>> begin Extracted data

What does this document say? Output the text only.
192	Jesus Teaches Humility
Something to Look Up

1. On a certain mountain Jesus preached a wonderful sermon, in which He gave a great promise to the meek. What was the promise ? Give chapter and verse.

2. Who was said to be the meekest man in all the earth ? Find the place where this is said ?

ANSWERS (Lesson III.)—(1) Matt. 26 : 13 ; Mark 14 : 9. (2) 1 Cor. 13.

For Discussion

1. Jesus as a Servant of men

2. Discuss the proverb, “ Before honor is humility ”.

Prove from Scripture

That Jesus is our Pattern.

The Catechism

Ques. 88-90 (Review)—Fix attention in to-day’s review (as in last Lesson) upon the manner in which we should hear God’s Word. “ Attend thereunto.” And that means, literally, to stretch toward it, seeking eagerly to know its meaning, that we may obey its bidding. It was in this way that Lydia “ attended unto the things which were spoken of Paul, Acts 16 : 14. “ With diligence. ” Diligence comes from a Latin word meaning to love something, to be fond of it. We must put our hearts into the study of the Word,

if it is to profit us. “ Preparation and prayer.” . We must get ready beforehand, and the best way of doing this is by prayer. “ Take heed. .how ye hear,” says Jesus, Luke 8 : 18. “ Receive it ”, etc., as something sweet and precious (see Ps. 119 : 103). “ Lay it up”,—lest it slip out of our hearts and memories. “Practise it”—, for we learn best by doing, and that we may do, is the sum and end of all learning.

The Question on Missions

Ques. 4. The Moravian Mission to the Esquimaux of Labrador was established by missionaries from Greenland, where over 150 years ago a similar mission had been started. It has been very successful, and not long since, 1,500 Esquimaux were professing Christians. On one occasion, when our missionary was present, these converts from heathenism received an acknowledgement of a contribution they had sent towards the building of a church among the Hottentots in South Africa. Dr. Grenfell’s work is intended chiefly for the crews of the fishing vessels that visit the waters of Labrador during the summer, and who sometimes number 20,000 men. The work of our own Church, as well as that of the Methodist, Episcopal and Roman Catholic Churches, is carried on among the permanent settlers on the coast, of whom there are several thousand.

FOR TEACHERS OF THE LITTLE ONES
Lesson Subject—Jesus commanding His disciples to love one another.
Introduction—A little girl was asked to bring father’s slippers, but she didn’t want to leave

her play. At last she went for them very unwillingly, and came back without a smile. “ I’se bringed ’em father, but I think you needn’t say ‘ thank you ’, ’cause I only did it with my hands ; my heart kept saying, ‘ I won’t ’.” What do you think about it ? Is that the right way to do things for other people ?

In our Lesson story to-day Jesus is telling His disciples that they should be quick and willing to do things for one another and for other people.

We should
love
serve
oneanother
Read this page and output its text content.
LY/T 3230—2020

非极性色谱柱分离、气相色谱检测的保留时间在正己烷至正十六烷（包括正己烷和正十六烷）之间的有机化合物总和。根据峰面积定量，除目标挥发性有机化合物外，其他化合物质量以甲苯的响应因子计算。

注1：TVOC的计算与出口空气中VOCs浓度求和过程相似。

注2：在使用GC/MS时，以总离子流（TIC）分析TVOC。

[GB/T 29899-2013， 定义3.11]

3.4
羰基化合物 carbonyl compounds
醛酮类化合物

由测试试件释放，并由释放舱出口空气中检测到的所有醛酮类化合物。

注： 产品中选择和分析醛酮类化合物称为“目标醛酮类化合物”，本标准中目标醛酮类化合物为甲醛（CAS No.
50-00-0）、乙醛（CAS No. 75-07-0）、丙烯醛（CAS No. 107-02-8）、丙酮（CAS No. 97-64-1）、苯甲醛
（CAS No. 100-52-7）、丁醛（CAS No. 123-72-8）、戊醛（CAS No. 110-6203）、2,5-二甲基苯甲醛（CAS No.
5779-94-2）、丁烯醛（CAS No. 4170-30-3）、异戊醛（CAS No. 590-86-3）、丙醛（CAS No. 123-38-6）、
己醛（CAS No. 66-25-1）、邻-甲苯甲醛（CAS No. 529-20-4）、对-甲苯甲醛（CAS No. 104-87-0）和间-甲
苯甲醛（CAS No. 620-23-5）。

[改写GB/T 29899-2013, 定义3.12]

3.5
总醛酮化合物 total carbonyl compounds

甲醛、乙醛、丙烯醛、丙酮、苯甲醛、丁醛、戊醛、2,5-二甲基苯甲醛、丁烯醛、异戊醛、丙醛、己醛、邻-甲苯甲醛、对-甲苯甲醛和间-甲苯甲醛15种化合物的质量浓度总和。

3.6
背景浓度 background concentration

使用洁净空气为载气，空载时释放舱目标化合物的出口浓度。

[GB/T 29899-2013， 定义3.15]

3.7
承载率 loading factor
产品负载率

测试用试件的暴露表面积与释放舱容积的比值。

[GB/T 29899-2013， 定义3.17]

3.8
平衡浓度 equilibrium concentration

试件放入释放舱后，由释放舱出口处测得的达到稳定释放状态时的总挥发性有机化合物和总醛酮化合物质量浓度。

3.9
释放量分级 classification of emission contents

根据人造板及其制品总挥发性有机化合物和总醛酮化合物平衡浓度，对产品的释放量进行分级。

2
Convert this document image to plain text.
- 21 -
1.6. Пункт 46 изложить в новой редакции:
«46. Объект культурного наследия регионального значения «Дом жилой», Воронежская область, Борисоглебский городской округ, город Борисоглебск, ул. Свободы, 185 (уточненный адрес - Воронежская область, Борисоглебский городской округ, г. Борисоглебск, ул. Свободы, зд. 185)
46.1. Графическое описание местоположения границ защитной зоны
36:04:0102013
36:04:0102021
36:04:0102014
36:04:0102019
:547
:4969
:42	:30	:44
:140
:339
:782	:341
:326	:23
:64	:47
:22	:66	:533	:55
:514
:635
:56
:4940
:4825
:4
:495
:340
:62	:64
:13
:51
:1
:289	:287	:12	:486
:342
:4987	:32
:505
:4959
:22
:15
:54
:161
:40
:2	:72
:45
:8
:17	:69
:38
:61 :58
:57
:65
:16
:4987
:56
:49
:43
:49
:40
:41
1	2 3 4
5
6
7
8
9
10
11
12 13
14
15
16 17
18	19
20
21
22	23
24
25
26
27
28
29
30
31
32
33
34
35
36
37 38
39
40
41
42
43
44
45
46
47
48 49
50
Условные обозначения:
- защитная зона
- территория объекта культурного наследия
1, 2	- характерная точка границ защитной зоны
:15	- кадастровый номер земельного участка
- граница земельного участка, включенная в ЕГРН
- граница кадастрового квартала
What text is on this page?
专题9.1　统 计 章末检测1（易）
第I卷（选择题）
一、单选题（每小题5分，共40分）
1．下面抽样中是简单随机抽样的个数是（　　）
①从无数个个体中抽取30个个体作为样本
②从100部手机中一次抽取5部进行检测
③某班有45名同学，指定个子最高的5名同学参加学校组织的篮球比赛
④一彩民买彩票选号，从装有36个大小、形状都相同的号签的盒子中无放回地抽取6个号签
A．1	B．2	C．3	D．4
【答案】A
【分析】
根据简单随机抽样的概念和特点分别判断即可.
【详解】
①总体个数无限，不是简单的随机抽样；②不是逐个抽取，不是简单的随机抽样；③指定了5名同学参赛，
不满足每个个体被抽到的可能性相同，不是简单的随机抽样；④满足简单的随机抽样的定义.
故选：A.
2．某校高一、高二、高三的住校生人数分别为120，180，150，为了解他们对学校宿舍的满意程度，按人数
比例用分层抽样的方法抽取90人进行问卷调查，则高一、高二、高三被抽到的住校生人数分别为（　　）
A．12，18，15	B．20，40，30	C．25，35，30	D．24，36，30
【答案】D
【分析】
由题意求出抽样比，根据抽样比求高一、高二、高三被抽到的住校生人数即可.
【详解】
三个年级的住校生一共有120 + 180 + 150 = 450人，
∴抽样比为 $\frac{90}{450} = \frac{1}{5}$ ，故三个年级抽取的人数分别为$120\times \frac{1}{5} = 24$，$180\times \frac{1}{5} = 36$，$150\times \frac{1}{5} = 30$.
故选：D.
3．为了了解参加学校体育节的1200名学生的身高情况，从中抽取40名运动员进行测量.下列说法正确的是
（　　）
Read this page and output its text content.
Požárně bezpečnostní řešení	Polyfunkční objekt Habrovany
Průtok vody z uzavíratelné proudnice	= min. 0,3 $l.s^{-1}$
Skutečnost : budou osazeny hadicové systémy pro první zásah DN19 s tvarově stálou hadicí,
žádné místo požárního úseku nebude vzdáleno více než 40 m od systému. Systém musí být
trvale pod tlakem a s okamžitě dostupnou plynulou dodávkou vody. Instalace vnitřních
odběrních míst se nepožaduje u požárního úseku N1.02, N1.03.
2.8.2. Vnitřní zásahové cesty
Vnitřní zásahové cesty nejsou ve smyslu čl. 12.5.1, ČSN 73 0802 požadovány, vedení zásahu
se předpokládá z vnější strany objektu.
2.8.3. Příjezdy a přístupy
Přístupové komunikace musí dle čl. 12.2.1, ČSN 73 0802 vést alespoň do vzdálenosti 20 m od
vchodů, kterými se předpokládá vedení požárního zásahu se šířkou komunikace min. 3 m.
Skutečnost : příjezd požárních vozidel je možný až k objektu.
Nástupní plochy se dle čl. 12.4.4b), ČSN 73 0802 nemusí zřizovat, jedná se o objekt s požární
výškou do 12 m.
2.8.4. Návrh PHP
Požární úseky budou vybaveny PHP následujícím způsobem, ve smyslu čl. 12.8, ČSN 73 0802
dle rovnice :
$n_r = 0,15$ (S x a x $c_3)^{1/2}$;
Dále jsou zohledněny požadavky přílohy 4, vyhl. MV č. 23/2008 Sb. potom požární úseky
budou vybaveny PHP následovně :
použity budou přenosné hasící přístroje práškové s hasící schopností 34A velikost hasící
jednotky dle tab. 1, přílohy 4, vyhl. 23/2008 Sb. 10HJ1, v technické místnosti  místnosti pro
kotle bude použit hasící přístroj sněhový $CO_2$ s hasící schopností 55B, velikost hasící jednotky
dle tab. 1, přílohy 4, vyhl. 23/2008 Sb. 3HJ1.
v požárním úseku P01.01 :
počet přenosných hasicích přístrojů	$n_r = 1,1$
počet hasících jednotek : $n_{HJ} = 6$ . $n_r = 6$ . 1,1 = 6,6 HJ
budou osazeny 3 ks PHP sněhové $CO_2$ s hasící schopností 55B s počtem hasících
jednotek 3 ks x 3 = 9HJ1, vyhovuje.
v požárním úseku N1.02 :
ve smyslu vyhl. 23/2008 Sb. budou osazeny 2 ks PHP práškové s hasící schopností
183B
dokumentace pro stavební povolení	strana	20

>> end Extracted data

What to work on >>
Make a tally of the lines in this data that include the string "зоны", and answer with that tally alone.

Correct response >>
2